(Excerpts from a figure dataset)
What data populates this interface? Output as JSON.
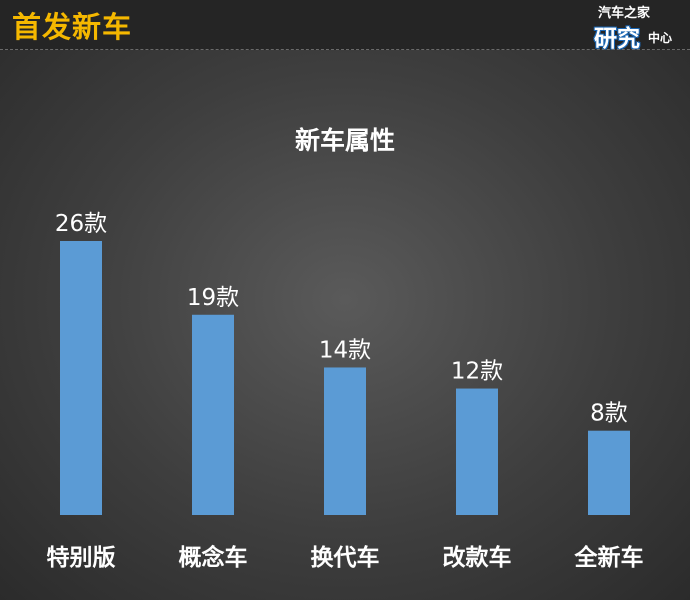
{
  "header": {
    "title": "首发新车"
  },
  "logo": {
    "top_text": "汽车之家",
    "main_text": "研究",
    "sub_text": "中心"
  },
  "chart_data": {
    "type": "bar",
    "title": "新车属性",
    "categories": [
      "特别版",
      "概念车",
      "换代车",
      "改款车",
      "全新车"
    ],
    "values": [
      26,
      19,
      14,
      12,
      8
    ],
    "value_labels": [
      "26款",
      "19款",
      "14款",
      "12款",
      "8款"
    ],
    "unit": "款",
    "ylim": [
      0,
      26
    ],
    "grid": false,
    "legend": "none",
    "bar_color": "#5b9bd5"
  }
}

**BRIEF**
Print every record above exactly as written, leaving out the pictures.

**FULL SOLUTION**
What data populates this interface? Output as JSON.
{
  "header": {
    "title": "首发新车"
  },
  "logo": {
    "top_text": "汽车之家",
    "main_text": "研究",
    "sub_text": "中心"
  },
  "chart_data": {
    "type": "bar",
    "title": "新车属性",
    "categories": [
      "特别版",
      "概念车",
      "换代车",
      "改款车",
      "全新车"
    ],
    "values": [
      26,
      19,
      14,
      12,
      8
    ],
    "value_labels": [
      "26款",
      "19款",
      "14款",
      "12款",
      "8款"
    ],
    "unit": "款",
    "ylim": [
      0,
      26
    ],
    "grid": false,
    "legend": "none",
    "bar_color": "#5b9bd5"
  }
}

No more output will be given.